"""

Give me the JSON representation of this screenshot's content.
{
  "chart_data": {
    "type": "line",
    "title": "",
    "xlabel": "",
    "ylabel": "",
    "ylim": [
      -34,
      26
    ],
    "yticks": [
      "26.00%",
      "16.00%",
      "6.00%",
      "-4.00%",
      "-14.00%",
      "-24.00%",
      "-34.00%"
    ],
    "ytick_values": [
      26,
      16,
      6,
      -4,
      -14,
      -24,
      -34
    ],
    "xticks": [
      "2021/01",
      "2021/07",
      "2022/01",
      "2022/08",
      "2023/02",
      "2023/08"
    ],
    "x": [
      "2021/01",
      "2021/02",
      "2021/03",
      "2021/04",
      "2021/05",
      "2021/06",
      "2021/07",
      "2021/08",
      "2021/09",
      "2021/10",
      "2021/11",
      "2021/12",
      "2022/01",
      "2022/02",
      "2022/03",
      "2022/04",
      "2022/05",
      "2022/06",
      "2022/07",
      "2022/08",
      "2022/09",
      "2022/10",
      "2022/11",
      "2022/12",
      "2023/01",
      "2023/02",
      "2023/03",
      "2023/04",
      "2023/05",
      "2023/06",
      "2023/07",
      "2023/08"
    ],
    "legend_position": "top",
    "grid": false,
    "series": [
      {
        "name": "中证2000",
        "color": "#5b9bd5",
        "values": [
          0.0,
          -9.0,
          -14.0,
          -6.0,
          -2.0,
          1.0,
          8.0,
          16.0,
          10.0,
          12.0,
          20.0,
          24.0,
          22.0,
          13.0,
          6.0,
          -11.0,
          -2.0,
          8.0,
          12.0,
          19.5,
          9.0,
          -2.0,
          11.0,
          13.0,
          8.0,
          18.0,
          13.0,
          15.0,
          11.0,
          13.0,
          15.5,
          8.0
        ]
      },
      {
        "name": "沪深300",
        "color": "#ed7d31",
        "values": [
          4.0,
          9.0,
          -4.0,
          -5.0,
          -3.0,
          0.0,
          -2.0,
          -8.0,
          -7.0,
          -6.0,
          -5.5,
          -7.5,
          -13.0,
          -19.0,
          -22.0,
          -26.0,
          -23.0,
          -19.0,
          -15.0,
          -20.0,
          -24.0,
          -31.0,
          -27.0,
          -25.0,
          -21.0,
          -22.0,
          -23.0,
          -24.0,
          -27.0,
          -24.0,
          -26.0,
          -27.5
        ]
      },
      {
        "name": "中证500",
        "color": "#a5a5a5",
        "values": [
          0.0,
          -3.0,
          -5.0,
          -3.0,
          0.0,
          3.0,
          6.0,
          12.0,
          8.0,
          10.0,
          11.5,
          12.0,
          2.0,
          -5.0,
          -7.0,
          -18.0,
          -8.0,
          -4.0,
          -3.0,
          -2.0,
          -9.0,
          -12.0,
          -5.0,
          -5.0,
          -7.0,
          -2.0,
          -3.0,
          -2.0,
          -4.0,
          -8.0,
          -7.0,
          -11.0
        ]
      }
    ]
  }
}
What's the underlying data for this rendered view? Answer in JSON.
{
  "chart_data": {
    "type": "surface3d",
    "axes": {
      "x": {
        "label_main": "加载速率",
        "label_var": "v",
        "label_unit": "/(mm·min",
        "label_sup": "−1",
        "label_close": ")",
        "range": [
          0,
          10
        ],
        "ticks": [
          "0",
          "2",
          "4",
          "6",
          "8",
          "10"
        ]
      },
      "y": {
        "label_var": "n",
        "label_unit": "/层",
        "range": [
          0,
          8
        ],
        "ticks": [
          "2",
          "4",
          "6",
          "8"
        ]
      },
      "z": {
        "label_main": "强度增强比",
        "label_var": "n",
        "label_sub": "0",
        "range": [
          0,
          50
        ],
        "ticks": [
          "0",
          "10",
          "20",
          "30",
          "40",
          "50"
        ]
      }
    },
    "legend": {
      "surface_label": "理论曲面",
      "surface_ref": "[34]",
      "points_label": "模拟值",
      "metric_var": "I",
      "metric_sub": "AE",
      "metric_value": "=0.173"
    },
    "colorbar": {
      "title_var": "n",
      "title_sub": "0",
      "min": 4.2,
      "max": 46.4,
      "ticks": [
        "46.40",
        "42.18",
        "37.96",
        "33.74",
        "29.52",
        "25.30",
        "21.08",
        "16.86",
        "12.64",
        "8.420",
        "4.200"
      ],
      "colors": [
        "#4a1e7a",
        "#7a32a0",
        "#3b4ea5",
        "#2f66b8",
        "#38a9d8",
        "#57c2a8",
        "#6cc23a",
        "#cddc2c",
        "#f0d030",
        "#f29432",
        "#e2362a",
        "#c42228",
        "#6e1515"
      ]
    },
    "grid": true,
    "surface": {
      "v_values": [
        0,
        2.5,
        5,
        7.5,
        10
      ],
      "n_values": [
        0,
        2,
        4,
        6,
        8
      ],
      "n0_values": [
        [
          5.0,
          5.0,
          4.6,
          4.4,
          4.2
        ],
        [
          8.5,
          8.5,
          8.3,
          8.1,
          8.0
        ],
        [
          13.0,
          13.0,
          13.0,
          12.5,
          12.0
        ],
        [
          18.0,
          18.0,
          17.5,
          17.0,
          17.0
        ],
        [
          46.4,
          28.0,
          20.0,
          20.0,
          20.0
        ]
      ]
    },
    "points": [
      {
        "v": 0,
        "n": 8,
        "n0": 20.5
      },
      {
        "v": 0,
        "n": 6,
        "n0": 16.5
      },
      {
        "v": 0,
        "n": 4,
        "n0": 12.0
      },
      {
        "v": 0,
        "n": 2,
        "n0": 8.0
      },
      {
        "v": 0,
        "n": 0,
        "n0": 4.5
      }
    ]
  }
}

"""

_Given request_
Each line that holds the string "this" counts once; give the total and nothing else.

_Expected output_
2